» **WHAT TO PRODUCE**:
Count how many lines hold the string "duration". Give that number alone.

##############################

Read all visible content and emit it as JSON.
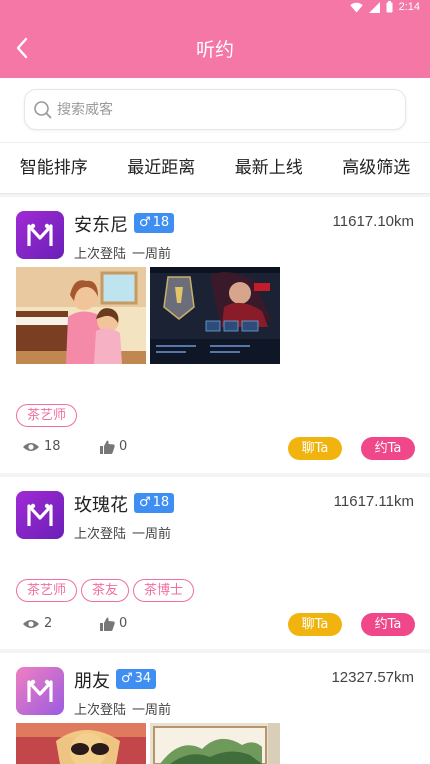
{
  "status_bar": {
    "time": "2:14"
  },
  "header": {
    "title": "听约"
  },
  "search": {
    "placeholder": "搜索威客"
  },
  "tabs": [
    "智能排序",
    "最近距离",
    "最新上线",
    "高级筛选"
  ],
  "users": [
    {
      "name": "安东尼",
      "gender_symbol": "♂",
      "age": "18",
      "distance": "11617.10km",
      "last_login_label": "上次登陆",
      "last_login": "一周前",
      "tags": [
        "茶艺师"
      ],
      "views": "18",
      "likes": "0",
      "chat_label": "聊Ta",
      "date_label": "约Ta"
    },
    {
      "name": "玫瑰花",
      "gender_symbol": "♂",
      "age": "18",
      "distance": "11617.11km",
      "last_login_label": "上次登陆",
      "last_login": "一周前",
      "tags": [
        "茶艺师",
        "茶友",
        "茶博士"
      ],
      "views": "2",
      "likes": "0",
      "chat_label": "聊Ta",
      "date_label": "约Ta"
    },
    {
      "name": "朋友",
      "gender_symbol": "♂",
      "age": "34",
      "distance": "12327.57km",
      "last_login_label": "上次登陆",
      "last_login": "一周前"
    }
  ],
  "colors": {
    "header": "#f577a6",
    "tag": "#f26ea0",
    "chat": "#f1b40f",
    "date": "#f0478a",
    "badge": "#3f8ef2"
  }
}
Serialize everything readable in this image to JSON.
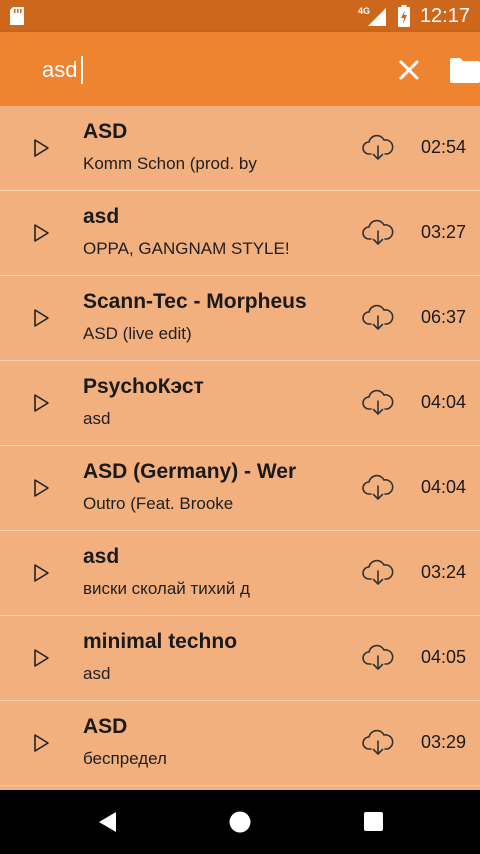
{
  "status_bar": {
    "time": "12:17",
    "network": "4G",
    "icons": [
      "sd-card-icon",
      "signal-icon",
      "battery-charging-icon"
    ]
  },
  "search": {
    "value": "asd",
    "placeholder": ""
  },
  "toolbar": {
    "clear_icon": "close-icon",
    "folder_icon": "folder-icon"
  },
  "colors": {
    "status_bar": "#cc671c",
    "toolbar": "#ee8330",
    "list_background": "#f3b07f",
    "divider": "#f8d2b4",
    "nav_bar": "#000000"
  },
  "tracks": [
    {
      "title": "ASD",
      "artist": "Komm Schon (prod. by",
      "duration": "02:54"
    },
    {
      "title": "asd",
      "artist": "OPPA, GANGNAM STYLE!",
      "duration": "03:27"
    },
    {
      "title": "Scann-Tec - Morpheus",
      "artist": "ASD (live edit)",
      "duration": "06:37"
    },
    {
      "title": "PsychoКэст",
      "artist": "asd",
      "duration": "04:04"
    },
    {
      "title": "ASD (Germany) - Wer",
      "artist": "Outro (Feat. Brooke",
      "duration": "04:04"
    },
    {
      "title": "asd",
      "artist": "виски сколай тихий д",
      "duration": "03:24"
    },
    {
      "title": "minimal techno",
      "artist": "asd",
      "duration": "04:05"
    },
    {
      "title": "ASD",
      "artist": "беспредел",
      "duration": "03:29"
    }
  ],
  "nav_bar": {
    "buttons": [
      "back-icon",
      "home-icon",
      "recents-icon"
    ]
  }
}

##############################

» **SOLUTION TO THE EXERCISE**:
8